--- Provided data ---
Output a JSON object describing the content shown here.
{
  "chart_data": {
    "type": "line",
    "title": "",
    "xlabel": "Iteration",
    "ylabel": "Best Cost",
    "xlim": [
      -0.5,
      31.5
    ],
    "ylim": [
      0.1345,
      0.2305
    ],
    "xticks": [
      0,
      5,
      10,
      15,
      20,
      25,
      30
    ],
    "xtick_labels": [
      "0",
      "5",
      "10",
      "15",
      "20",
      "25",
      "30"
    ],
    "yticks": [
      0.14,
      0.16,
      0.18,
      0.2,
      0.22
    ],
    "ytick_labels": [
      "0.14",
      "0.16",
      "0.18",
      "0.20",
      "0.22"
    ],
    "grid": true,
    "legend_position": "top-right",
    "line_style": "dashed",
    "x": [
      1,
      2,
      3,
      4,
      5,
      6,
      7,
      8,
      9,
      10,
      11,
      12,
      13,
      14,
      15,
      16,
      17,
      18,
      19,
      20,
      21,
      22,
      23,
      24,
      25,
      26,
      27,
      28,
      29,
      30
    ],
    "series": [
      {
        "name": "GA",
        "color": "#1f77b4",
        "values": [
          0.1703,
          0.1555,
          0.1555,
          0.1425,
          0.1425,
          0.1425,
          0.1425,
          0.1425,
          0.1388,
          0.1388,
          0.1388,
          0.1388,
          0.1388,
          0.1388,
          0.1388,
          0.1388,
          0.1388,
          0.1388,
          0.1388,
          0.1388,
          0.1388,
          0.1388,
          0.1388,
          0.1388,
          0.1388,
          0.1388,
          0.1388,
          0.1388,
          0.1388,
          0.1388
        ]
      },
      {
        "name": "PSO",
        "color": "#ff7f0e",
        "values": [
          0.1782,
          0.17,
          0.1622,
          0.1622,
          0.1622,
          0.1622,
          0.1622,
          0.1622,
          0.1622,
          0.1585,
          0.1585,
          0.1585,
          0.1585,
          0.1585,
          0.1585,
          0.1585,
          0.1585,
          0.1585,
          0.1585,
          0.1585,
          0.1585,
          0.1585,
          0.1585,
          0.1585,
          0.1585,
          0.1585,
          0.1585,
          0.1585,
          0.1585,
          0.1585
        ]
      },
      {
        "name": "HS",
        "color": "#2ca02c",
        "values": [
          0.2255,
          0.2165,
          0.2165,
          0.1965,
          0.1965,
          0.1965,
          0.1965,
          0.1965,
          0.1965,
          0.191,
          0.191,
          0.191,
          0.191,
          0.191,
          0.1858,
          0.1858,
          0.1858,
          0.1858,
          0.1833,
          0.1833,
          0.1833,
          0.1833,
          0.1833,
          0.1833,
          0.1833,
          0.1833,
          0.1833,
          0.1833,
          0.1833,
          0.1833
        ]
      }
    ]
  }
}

--- Your objective ---
Write out every record verbatim.

--- Written response ---
Output a JSON object describing the content shown here.
{
  "chart_data": {
    "type": "line",
    "title": "",
    "xlabel": "Iteration",
    "ylabel": "Best Cost",
    "xlim": [
      -0.5,
      31.5
    ],
    "ylim": [
      0.1345,
      0.2305
    ],
    "xticks": [
      0,
      5,
      10,
      15,
      20,
      25,
      30
    ],
    "xtick_labels": [
      "0",
      "5",
      "10",
      "15",
      "20",
      "25",
      "30"
    ],
    "yticks": [
      0.14,
      0.16,
      0.18,
      0.2,
      0.22
    ],
    "ytick_labels": [
      "0.14",
      "0.16",
      "0.18",
      "0.20",
      "0.22"
    ],
    "grid": true,
    "legend_position": "top-right",
    "line_style": "dashed",
    "x": [
      1,
      2,
      3,
      4,
      5,
      6,
      7,
      8,
      9,
      10,
      11,
      12,
      13,
      14,
      15,
      16,
      17,
      18,
      19,
      20,
      21,
      22,
      23,
      24,
      25,
      26,
      27,
      28,
      29,
      30
    ],
    "series": [
      {
        "name": "GA",
        "color": "#1f77b4",
        "values": [
          0.1703,
          0.1555,
          0.1555,
          0.1425,
          0.1425,
          0.1425,
          0.1425,
          0.1425,
          0.1388,
          0.1388,
          0.1388,
          0.1388,
          0.1388,
          0.1388,
          0.1388,
          0.1388,
          0.1388,
          0.1388,
          0.1388,
          0.1388,
          0.1388,
          0.1388,
          0.1388,
          0.1388,
          0.1388,
          0.1388,
          0.1388,
          0.1388,
          0.1388,
          0.1388
        ]
      },
      {
        "name": "PSO",
        "color": "#ff7f0e",
        "values": [
          0.1782,
          0.17,
          0.1622,
          0.1622,
          0.1622,
          0.1622,
          0.1622,
          0.1622,
          0.1622,
          0.1585,
          0.1585,
          0.1585,
          0.1585,
          0.1585,
          0.1585,
          0.1585,
          0.1585,
          0.1585,
          0.1585,
          0.1585,
          0.1585,
          0.1585,
          0.1585,
          0.1585,
          0.1585,
          0.1585,
          0.1585,
          0.1585,
          0.1585,
          0.1585
        ]
      },
      {
        "name": "HS",
        "color": "#2ca02c",
        "values": [
          0.2255,
          0.2165,
          0.2165,
          0.1965,
          0.1965,
          0.1965,
          0.1965,
          0.1965,
          0.1965,
          0.191,
          0.191,
          0.191,
          0.191,
          0.191,
          0.1858,
          0.1858,
          0.1858,
          0.1858,
          0.1833,
          0.1833,
          0.1833,
          0.1833,
          0.1833,
          0.1833,
          0.1833,
          0.1833,
          0.1833,
          0.1833,
          0.1833,
          0.1833
        ]
      }
    ]
  }
}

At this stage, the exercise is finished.